| Source material |

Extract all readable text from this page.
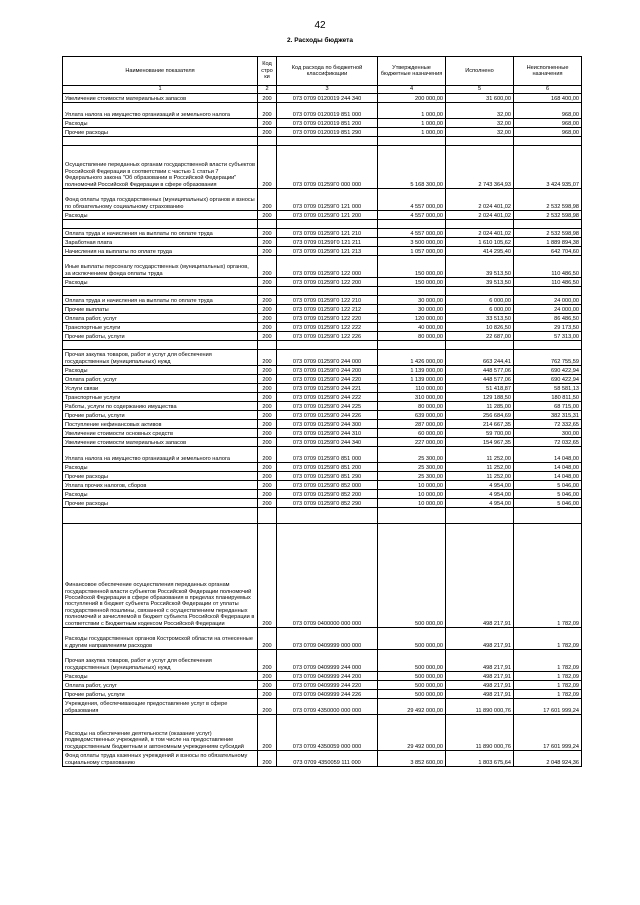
42
2. Расходы бюджета
Наименование показателя	Код стро ки	Код расхода по бюджетной классификации	Утвержденные бюджетные назначения	Исполнено	Неисполненные назначения
1	2	3	4	5	6
Увеличение стоимости материальных запасов	200	073 0709 0120019 244 340	200 000,00	31 600,00	168 400,00
Уплата налога на имущество организаций и земельного налога	200	073 0709 0120019 851 000	1 000,00	32,00	968,00
Расходы	200	073 0709 0120019 851 200	1 000,00	32,00	968,00
Прочие расходы	200	073 0709 0120019 851 290	1 000,00	32,00	968,00

Осуществление переданных органам государственной власти субъектов Российской Федерации в соответствии с частью 1 статьи 7 Федерального закона "Об образовании в Российской Федерации" полномочий Российской Федерации в сфере образования	200	073 0709 01259Г0 000 000	5 168 300,00	2 743 364,93	3 424 935,07
Фонд оплаты труда государственных (муниципальных) органов и взносы по обязательному социальному страхованию	200	073 0709 01259Г0 121 000	4 557 000,00	2 024 401,02	2 532 598,98
Расходы	200	073 0709 01259Г0 121 200	4 557 000,00	2 024 401,02	2 532 598,98

Оплата труда и начисления на выплаты по оплате труда	200	073 0709 01259Г0 121 210	4 557 000,00	2 024 401,02	2 532 598,98
Заработная плата	200	073 0709 01259Г0 121 211	3 500 000,00	1 610 105,62	1 889 894,38
Начисления на выплаты по оплате труда	200	073 0709 01259Г0 121 213	1 057 000,00	414 295,40	642 704,60
Иные выплаты персоналу государственных (муниципальных) органов, за исключением фонда оплаты труда	200	073 0709 01259Г0 122 000	150 000,00	39 513,50	110 486,50
Расходы	200	073 0709 01259Г0 122 200	150 000,00	39 513,50	110 486,50

Оплата труда и начисления на выплаты по оплате труда	200	073 0709 01259Г0 122 210	30 000,00	6 000,00	24 000,00
Прочие выплаты	200	073 0709 01259Г0 122 212	30 000,00	6 000,00	24 000,00
Оплата работ, услуг	200	073 0709 01259Г0 122 220	120 000,00	33 513,50	86 486,50
Транспортные услуги	200	073 0709 01259Г0 122 222	40 000,00	10 826,50	29 173,50
Прочие работы, услуги	200	073 0709 01259Г0 122 226	80 000,00	22 687,00	57 313,00

Прочая закупка товаров, работ и услуг для обеспечения государственных (муниципальных) нужд	200	073 0709 01259Г0 244 000	1 426 000,00	663 244,41	762 755,59
Расходы	200	073 0709 01259Г0 244 200	1 139 000,00	448 577,06	690 422,94
Оплата работ, услуг	200	073 0709 01259Г0 244 220	1 139 000,00	448 577,06	690 422,94
Услуги связи	200	073 0709 01259Г0 244 221	110 000,00	51 418,87	58 581,13
Транспортные услуги	200	073 0709 01259Г0 244 222	310 000,00	129 188,50	180 811,50
Работы, услуги по содержанию имущества	200	073 0709 01259Г0 244 225	80 000,00	11 285,00	68 715,00
Прочие работы, услуги	200	073 0709 01259Г0 244 226	639 000,00	256 684,69	382 315,31
Поступление нефинансовых активов	200	073 0709 01259Г0 244 300	287 000,00	214 667,35	72 332,65
Увеличение стоимости основных средств	200	073 0709 01259Г0 244 310	60 000,00	59 700,00	300,00
Увеличение стоимости материальных запасов	200	073 0709 01259Г0 244 340	227 000,00	154 967,35	72 032,65
Уплата налога на имущество организаций и земельного налога	200	073 0709 01259Г0 851 000	25 300,00	11 252,00	14 048,00
Расходы	200	073 0709 01259Г0 851 200	25 300,00	11 252,00	14 048,00
Прочие расходы	200	073 0709 01259Г0 851 290	25 300,00	11 252,00	14 048,00
Уплата прочих налогов, сборов	200	073 0709 01259Г0 852 000	10 000,00	4 954,00	5 046,00
Расходы	200	073 0709 01259Г0 852 200	10 000,00	4 954,00	5 046,00
Прочие расходы	200	073 0709 01259Г0 852 290	10 000,00	4 954,00	5 046,00

Финансовое обеспечение осуществления переданных органам государственной власти субъектов Российской Федерации полномочий Российской Федерации в сфере образования в пределах планируемых поступлений в бюджет субъекта Российской Федерации от уплаты государственной пошлины, связанной с осуществлением переданных полномочий и зачисляемой в бюджет субъекта Российской Федерации в соответствии с Бюджетным кодексом Российской Федерации	200	073 0709 0400000 000 000	500 000,00	498 217,91	1 782,09
Расходы государственных органов Костромской области на отнесенные к другим направлениям расходов	200	073 0709 0409999 000 000	500 000,00	498 217,91	1 782,09
Прочая закупка товаров, работ и услуг для обеспечения государственных (муниципальных) нужд	200	073 0709 0409999 244 000	500 000,00	498 217,91	1 782,09
Расходы	200	073 0709 0409999 244 200	500 000,00	498 217,91	1 782,09
Оплата работ, услуг	200	073 0709 0409999 244 220	500 000,00	498 217,91	1 782,09
Прочие работы, услуги	200	073 0709 0409999 244 226	500 000,00	498 217,91	1 782,09
Учреждения, обеспечивающие предоставление услуг в сфере образования	200	073 0709 4350000 000 000	29 492 000,00	11 890 000,76	17 601 999,24
Расходы на обеспечение деятельности (оказание услуг) подведомственных учреждений, в том числе на предоставление государственным бюджетным и автономным учреждениям субсидий	200	073 0709 4350059 000 000	29 492 000,00	11 890 000,76	17 601 999,24
Фонд оплаты труда казенных учреждений и взносы по обязательному социальному страхованию	200	073 0709 4350059 111 000	3 852 600,00	1 803 675,64	2 048 924,36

| Instructions to follow |
Pull out all lines from the entries above that include the word "государственных".

| Written solution |
Фонд оплаты труда государственных (муниципальных) органов и взносы по обязательному социальному страхованию	200	073 0709 01259Г0 121 000	4 557 000,00	2 024 401,02	2 532 598,98
Иные выплаты персоналу государственных (муниципальных) органов, за исключением фонда оплаты труда	200	073 0709 01259Г0 122 000	150 000,00	39 513,50	110 486,50
Прочая закупка товаров, работ и услуг для обеспечения государственных (муниципальных) нужд	200	073 0709 01259Г0 244 000	1 426 000,00	663 244,41	762 755,59
Расходы государственных органов Костромской области на отнесенные к другим направлениям расходов	200	073 0709 0409999 000 000	500 000,00	498 217,91	1 782,09
Прочая закупка товаров, работ и услуг для обеспечения государственных (муниципальных) нужд	200	073 0709 0409999 244 000	500 000,00	498 217,91	1 782,09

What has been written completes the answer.